**WRITTEN TASK**
A line counts if it contains the word "what" at least once. State how many such lines the records contain, giving the number alone.

**RECORDS SUPPLIED**
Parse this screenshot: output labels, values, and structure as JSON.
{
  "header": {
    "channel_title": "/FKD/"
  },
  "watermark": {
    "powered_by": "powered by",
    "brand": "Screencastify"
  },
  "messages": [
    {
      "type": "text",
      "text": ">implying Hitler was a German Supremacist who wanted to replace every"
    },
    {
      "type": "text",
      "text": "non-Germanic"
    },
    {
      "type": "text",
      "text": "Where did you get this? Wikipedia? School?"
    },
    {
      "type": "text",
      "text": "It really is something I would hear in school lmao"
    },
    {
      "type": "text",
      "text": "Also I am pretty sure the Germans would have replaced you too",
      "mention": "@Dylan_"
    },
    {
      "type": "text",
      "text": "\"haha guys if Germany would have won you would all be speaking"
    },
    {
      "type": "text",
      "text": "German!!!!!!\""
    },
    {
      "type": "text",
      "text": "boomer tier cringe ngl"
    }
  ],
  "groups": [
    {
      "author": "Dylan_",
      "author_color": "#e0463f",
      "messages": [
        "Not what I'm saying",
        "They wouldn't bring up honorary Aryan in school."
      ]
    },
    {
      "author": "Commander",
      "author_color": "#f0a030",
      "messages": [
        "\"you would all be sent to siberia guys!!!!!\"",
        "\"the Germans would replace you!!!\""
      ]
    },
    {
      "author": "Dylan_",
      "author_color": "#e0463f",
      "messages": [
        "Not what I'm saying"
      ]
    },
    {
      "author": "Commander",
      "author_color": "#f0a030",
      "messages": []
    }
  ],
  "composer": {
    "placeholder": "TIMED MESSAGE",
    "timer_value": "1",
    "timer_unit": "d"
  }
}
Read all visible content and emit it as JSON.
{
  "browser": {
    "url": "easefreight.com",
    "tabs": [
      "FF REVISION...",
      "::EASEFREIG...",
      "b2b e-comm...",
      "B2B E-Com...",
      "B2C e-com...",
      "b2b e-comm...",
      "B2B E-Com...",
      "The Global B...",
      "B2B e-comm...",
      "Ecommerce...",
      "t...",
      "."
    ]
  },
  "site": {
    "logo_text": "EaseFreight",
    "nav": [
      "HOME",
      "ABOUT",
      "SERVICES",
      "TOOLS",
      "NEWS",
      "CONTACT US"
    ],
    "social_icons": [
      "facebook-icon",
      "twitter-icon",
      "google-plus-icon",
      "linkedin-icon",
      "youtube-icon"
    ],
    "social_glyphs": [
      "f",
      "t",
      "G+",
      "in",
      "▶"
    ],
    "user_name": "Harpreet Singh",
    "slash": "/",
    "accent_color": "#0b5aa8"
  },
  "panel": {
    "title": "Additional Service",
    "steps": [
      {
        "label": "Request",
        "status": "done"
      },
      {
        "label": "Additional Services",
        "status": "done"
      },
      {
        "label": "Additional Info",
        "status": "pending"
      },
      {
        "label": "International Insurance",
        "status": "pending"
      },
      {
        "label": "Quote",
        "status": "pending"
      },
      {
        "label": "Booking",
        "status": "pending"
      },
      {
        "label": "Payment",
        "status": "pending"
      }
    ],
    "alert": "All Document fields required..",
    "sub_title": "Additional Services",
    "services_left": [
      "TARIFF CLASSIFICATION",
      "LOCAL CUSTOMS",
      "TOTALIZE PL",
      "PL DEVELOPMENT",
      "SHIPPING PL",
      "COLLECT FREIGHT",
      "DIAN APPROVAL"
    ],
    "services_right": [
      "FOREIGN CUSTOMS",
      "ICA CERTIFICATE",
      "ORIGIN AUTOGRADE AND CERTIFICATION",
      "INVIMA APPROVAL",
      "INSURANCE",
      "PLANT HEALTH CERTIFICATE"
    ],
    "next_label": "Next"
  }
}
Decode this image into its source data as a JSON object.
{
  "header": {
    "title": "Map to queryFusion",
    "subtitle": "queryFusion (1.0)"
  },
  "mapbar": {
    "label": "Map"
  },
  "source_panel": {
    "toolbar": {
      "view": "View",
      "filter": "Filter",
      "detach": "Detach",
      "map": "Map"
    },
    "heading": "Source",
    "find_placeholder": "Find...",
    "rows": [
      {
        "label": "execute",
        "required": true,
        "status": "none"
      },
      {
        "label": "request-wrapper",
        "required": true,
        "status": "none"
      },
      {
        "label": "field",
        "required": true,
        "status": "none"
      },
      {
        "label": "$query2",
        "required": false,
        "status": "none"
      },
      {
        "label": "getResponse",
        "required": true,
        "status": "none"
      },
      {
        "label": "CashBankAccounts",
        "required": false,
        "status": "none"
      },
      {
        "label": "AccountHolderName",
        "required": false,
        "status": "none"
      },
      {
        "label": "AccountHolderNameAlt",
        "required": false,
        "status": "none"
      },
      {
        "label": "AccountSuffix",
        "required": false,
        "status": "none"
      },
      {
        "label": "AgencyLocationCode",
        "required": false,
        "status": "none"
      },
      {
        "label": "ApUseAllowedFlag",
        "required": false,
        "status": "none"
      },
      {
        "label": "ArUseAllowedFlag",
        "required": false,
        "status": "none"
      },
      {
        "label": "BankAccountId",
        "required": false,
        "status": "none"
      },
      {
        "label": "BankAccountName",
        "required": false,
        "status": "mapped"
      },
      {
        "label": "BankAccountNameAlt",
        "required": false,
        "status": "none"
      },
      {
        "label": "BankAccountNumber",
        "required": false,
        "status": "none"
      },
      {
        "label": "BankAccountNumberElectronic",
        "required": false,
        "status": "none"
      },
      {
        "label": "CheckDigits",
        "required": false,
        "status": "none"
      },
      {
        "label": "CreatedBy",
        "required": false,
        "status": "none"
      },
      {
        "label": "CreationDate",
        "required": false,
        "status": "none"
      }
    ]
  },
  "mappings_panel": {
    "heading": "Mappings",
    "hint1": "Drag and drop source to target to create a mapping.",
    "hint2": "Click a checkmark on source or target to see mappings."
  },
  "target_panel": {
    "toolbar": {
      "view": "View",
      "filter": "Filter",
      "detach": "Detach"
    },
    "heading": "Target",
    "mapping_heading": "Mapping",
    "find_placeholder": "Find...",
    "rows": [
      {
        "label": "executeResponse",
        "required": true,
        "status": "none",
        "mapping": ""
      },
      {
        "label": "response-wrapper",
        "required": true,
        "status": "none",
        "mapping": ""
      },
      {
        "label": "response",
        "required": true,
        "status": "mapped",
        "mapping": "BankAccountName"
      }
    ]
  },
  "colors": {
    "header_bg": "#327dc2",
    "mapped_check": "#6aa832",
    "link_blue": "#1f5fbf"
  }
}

**RESPONSE FOR THIS EXERCISE**
2